[Saved entries]
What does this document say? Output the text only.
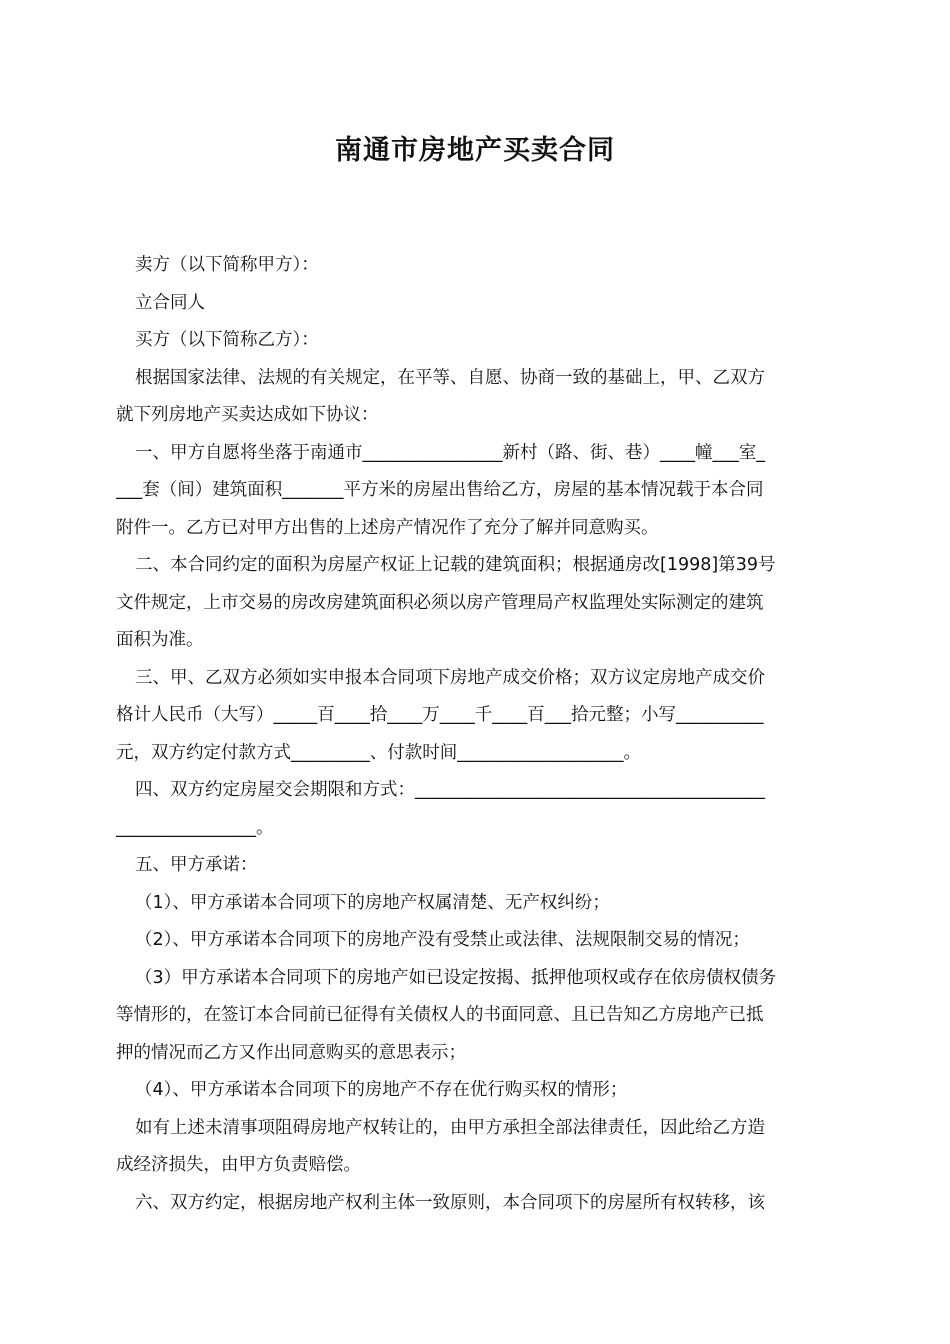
南通市房地产买卖合同
卖方（以下简称甲方）：
立合同人
买方（以下简称乙方）：
根据国家法律、法规的有关规定，在平等、自愿、协商一致的基础上，甲、乙双方
就下列房地产买卖达成如下协议：
一、甲方自愿将坐落于南通市________________新村（路、街、巷）____幢___室_
___套（间）建筑面积_______平方米的房屋出售给乙方，房屋的基本情况载于本合同
附件一。乙方已对甲方出售的上述房产情况作了充分了解并同意购买。
二、本合同约定的面积为房屋产权证上记载的建筑面积；根据通房改[1998]第39号
文件规定，上市交易的房改房建筑面积必须以房产管理局产权监理处实际测定的建筑
面积为准。
三、甲、乙双方必须如实申报本合同项下房地产成交价格；双方议定房地产成交价
格计人民币（大写）_____百____拾____万____千____百___拾元整；小写__________
元，双方约定付款方式_________、付款时间___________________。
四、双方约定房屋交会期限和方式：________________________________________
________________。
五、甲方承诺：
（1）、甲方承诺本合同项下的房地产权属清楚、无产权纠纷；
（2）、甲方承诺本合同项下的房地产没有受禁止或法律、法规限制交易的情况；
（3）甲方承诺本合同项下的房地产如已设定按揭、抵押他项权或存在依房债权债务
等情形的，在签订本合同前已征得有关债权人的书面同意、且已告知乙方房地产已抵
押的情况而乙方又作出同意购买的意思表示；
（4）、甲方承诺本合同项下的房地产不存在优行购买权的情形；
如有上述未清事项阻碍房地产权转让的，由甲方承担全部法律责任，因此给乙方造
成经济损失，由甲方负责赔偿。
六、双方约定，根据房地产权利主体一致原则，本合同项下的房屋所有权转移，该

[GOAL]:
Copy the records exactly as they appear, excluding images.

[REPLY]:
What does this document say? Output the text only.
南通市房地产买卖合同
卖方（以下简称甲方）：
立合同人
买方（以下简称乙方）：
根据国家法律、法规的有关规定，在平等、自愿、协商一致的基础上，甲、乙双方
就下列房地产买卖达成如下协议：
一、甲方自愿将坐落于南通市________________新村（路、街、巷）____幢___室_
___套（间）建筑面积_______平方米的房屋出售给乙方，房屋的基本情况载于本合同
附件一。乙方已对甲方出售的上述房产情况作了充分了解并同意购买。
二、本合同约定的面积为房屋产权证上记载的建筑面积；根据通房改[1998]第39号
文件规定，上市交易的房改房建筑面积必须以房产管理局产权监理处实际测定的建筑
面积为准。
三、甲、乙双方必须如实申报本合同项下房地产成交价格；双方议定房地产成交价
格计人民币（大写）_____百____拾____万____千____百___拾元整；小写__________
元，双方约定付款方式_________、付款时间___________________。
四、双方约定房屋交会期限和方式：________________________________________
________________。
五、甲方承诺：
（1）、甲方承诺本合同项下的房地产权属清楚、无产权纠纷；
（2）、甲方承诺本合同项下的房地产没有受禁止或法律、法规限制交易的情况；
（3）甲方承诺本合同项下的房地产如已设定按揭、抵押他项权或存在依房债权债务
等情形的，在签订本合同前已征得有关债权人的书面同意、且已告知乙方房地产已抵
押的情况而乙方又作出同意购买的意思表示；
（4）、甲方承诺本合同项下的房地产不存在优行购买权的情形；
如有上述未清事项阻碍房地产权转让的，由甲方承担全部法律责任，因此给乙方造
成经济损失，由甲方负责赔偿。
六、双方约定，根据房地产权利主体一致原则，本合同项下的房屋所有权转移，该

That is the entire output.